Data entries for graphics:
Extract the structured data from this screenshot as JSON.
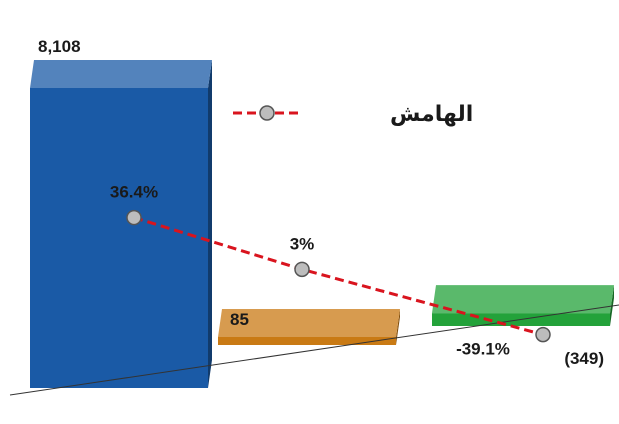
{
  "chart_data": {
    "type": "bar",
    "categories": [
      "",
      "",
      ""
    ],
    "series": [
      {
        "values": [
          8108,
          85,
          -349
        ],
        "value_labels": [
          "8,108",
          "85",
          "(349)"
        ]
      }
    ],
    "line_series": [
      {
        "name": "الهامش",
        "values": [
          36.4,
          3,
          -39.1
        ],
        "value_labels": [
          "36.4%",
          "3%",
          "-39.1%"
        ]
      }
    ],
    "title": "",
    "xlabel": "",
    "ylabel": "",
    "grid": false,
    "legend_position": "top-right",
    "style": "3d"
  },
  "colors": {
    "bar_1": "#1a5aa6",
    "bar_2": "#c97a14",
    "bar_3": "#23a23a",
    "margin_line": "#d9141e",
    "marker": "#bdbdbd"
  }
}
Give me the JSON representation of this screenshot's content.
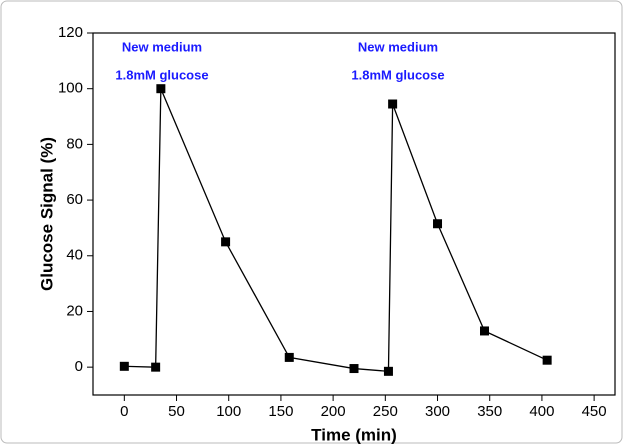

▶ **Task prompt**
Omit any images, then output the listing exactly.

▶ **Response below**
Extract the structured data from this screenshot as JSON.
{
  "chart_data": {
    "type": "bar",
    "categories": [
      "",
      "",
      ""
    ],
    "series": [
      {
        "values": [
          8108,
          85,
          -349
        ],
        "value_labels": [
          "8,108",
          "85",
          "(349)"
        ]
      }
    ],
    "line_series": [
      {
        "name": "الهامش",
        "values": [
          36.4,
          3,
          -39.1
        ],
        "value_labels": [
          "36.4%",
          "3%",
          "-39.1%"
        ]
      }
    ],
    "title": "",
    "xlabel": "",
    "ylabel": "",
    "grid": false,
    "legend_position": "top-right",
    "style": "3d"
  },
  "colors": {
    "bar_1": "#1a5aa6",
    "bar_2": "#c97a14",
    "bar_3": "#23a23a",
    "margin_line": "#d9141e",
    "marker": "#bdbdbd"
  }
}
Give me the JSON representation of this screenshot's content.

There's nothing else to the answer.